>> BEGIN Task material
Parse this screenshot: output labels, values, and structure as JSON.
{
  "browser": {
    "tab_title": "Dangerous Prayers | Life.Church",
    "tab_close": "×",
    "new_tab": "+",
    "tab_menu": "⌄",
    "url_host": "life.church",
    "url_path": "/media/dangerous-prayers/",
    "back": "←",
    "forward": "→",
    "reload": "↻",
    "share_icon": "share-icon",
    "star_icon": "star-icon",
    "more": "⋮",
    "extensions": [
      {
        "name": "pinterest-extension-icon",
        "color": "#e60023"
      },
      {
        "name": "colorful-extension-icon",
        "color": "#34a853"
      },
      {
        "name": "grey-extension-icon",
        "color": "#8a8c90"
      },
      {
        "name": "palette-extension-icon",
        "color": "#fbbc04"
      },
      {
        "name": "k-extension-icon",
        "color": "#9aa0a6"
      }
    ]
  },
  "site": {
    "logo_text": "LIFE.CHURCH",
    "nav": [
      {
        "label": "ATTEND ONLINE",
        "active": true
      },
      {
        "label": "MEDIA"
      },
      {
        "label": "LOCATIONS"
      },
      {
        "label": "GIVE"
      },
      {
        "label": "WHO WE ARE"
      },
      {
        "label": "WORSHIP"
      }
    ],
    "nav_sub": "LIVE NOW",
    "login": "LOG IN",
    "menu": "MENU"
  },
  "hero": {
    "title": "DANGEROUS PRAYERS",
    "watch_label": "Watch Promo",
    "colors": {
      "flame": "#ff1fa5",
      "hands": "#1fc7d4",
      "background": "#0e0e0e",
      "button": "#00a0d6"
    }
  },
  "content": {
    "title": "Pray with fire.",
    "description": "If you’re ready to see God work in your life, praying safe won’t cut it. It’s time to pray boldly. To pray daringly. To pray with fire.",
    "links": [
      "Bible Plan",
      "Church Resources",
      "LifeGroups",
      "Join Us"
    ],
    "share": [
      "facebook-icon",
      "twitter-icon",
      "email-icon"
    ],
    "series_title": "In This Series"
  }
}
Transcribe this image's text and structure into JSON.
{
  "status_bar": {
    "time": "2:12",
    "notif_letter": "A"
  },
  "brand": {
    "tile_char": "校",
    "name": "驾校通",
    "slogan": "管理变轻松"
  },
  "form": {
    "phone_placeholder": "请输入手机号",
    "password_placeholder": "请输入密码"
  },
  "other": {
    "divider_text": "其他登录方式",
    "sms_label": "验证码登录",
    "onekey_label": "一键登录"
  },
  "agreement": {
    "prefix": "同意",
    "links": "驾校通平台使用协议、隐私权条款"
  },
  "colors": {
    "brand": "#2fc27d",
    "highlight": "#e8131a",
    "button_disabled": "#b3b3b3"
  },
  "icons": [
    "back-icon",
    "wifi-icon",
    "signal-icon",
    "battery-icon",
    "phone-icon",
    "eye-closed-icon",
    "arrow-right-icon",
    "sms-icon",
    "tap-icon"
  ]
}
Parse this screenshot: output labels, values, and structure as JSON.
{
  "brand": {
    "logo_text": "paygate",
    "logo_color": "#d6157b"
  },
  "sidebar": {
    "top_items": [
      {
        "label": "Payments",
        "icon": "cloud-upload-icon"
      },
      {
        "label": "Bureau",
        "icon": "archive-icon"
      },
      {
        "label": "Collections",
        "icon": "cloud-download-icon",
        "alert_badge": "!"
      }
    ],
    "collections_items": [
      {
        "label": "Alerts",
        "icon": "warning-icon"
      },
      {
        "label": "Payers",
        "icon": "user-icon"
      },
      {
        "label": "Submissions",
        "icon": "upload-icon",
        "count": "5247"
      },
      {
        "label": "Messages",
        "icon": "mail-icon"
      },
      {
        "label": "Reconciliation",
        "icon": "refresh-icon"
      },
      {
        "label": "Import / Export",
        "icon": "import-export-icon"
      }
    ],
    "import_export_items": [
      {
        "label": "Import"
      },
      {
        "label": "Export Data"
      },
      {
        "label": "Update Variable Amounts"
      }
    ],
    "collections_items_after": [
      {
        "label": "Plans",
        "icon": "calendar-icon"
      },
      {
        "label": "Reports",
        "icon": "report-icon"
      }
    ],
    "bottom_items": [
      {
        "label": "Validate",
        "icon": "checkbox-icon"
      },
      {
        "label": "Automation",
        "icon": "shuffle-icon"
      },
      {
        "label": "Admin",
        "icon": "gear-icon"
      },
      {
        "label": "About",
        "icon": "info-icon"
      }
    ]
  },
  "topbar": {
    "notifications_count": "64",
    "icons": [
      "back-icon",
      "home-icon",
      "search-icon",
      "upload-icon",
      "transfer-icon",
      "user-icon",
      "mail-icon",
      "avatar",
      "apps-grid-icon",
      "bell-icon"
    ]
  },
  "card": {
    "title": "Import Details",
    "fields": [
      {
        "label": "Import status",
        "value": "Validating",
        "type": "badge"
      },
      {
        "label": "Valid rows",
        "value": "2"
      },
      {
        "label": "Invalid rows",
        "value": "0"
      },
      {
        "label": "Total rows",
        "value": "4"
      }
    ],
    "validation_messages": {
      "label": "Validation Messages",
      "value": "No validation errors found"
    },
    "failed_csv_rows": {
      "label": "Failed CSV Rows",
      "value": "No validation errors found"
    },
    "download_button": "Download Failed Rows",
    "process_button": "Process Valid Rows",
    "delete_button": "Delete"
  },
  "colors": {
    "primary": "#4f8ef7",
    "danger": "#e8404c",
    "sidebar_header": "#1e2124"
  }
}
>> END Task material
Your instructions: All of the lines above must be returned exactly.

Exercise output:
Parse this screenshot: output labels, values, and structure as JSON.
{
  "browser": {
    "tab_title": "Dangerous Prayers | Life.Church",
    "tab_close": "×",
    "new_tab": "+",
    "tab_menu": "⌄",
    "url_host": "life.church",
    "url_path": "/media/dangerous-prayers/",
    "back": "←",
    "forward": "→",
    "reload": "↻",
    "share_icon": "share-icon",
    "star_icon": "star-icon",
    "more": "⋮",
    "extensions": [
      {
        "name": "pinterest-extension-icon",
        "color": "#e60023"
      },
      {
        "name": "colorful-extension-icon",
        "color": "#34a853"
      },
      {
        "name": "grey-extension-icon",
        "color": "#8a8c90"
      },
      {
        "name": "palette-extension-icon",
        "color": "#fbbc04"
      },
      {
        "name": "k-extension-icon",
        "color": "#9aa0a6"
      }
    ]
  },
  "site": {
    "logo_text": "LIFE.CHURCH",
    "nav": [
      {
        "label": "ATTEND ONLINE",
        "active": true
      },
      {
        "label": "MEDIA"
      },
      {
        "label": "LOCATIONS"
      },
      {
        "label": "GIVE"
      },
      {
        "label": "WHO WE ARE"
      },
      {
        "label": "WORSHIP"
      }
    ],
    "nav_sub": "LIVE NOW",
    "login": "LOG IN",
    "menu": "MENU"
  },
  "hero": {
    "title": "DANGEROUS PRAYERS",
    "watch_label": "Watch Promo",
    "colors": {
      "flame": "#ff1fa5",
      "hands": "#1fc7d4",
      "background": "#0e0e0e",
      "button": "#00a0d6"
    }
  },
  "content": {
    "title": "Pray with fire.",
    "description": "If you’re ready to see God work in your life, praying safe won’t cut it. It’s time to pray boldly. To pray daringly. To pray with fire.",
    "links": [
      "Bible Plan",
      "Church Resources",
      "LifeGroups",
      "Join Us"
    ],
    "share": [
      "facebook-icon",
      "twitter-icon",
      "email-icon"
    ],
    "series_title": "In This Series"
  }
}
Transcribe this image's text and structure into JSON.
{
  "status_bar": {
    "time": "2:12",
    "notif_letter": "A"
  },
  "brand": {
    "tile_char": "校",
    "name": "驾校通",
    "slogan": "管理变轻松"
  },
  "form": {
    "phone_placeholder": "请输入手机号",
    "password_placeholder": "请输入密码"
  },
  "other": {
    "divider_text": "其他登录方式",
    "sms_label": "验证码登录",
    "onekey_label": "一键登录"
  },
  "agreement": {
    "prefix": "同意",
    "links": "驾校通平台使用协议、隐私权条款"
  },
  "colors": {
    "brand": "#2fc27d",
    "highlight": "#e8131a",
    "button_disabled": "#b3b3b3"
  },
  "icons": [
    "back-icon",
    "wifi-icon",
    "signal-icon",
    "battery-icon",
    "phone-icon",
    "eye-closed-icon",
    "arrow-right-icon",
    "sms-icon",
    "tap-icon"
  ]
}
Parse this screenshot: output labels, values, and structure as JSON.
{
  "brand": {
    "logo_text": "paygate",
    "logo_color": "#d6157b"
  },
  "sidebar": {
    "top_items": [
      {
        "label": "Payments",
        "icon": "cloud-upload-icon"
      },
      {
        "label": "Bureau",
        "icon": "archive-icon"
      },
      {
        "label": "Collections",
        "icon": "cloud-download-icon",
        "alert_badge": "!"
      }
    ],
    "collections_items": [
      {
        "label": "Alerts",
        "icon": "warning-icon"
      },
      {
        "label": "Payers",
        "icon": "user-icon"
      },
      {
        "label": "Submissions",
        "icon": "upload-icon",
        "count": "5247"
      },
      {
        "label": "Messages",
        "icon": "mail-icon"
      },
      {
        "label": "Reconciliation",
        "icon": "refresh-icon"
      },
      {
        "label": "Import / Export",
        "icon": "import-export-icon"
      }
    ],
    "import_export_items": [
      {
        "label": "Import"
      },
      {
        "label": "Export Data"
      },
      {
        "label": "Update Variable Amounts"
      }
    ],
    "collections_items_after": [
      {
        "label": "Plans",
        "icon": "calendar-icon"
      },
      {
        "label": "Reports",
        "icon": "report-icon"
      }
    ],
    "bottom_items": [
      {
        "label": "Validate",
        "icon": "checkbox-icon"
      },
      {
        "label": "Automation",
        "icon": "shuffle-icon"
      },
      {
        "label": "Admin",
        "icon": "gear-icon"
      },
      {
        "label": "About",
        "icon": "info-icon"
      }
    ]
  },
  "topbar": {
    "notifications_count": "64",
    "icons": [
      "back-icon",
      "home-icon",
      "search-icon",
      "upload-icon",
      "transfer-icon",
      "user-icon",
      "mail-icon",
      "avatar",
      "apps-grid-icon",
      "bell-icon"
    ]
  },
  "card": {
    "title": "Import Details",
    "fields": [
      {
        "label": "Import status",
        "value": "Validating",
        "type": "badge"
      },
      {
        "label": "Valid rows",
        "value": "2"
      },
      {
        "label": "Invalid rows",
        "value": "0"
      },
      {
        "label": "Total rows",
        "value": "4"
      }
    ],
    "validation_messages": {
      "label": "Validation Messages",
      "value": "No validation errors found"
    },
    "failed_csv_rows": {
      "label": "Failed CSV Rows",
      "value": "No validation errors found"
    },
    "download_button": "Download Failed Rows",
    "process_button": "Process Valid Rows",
    "delete_button": "Delete"
  },
  "colors": {
    "primary": "#4f8ef7",
    "danger": "#e8404c",
    "sidebar_header": "#1e2124"
  }
}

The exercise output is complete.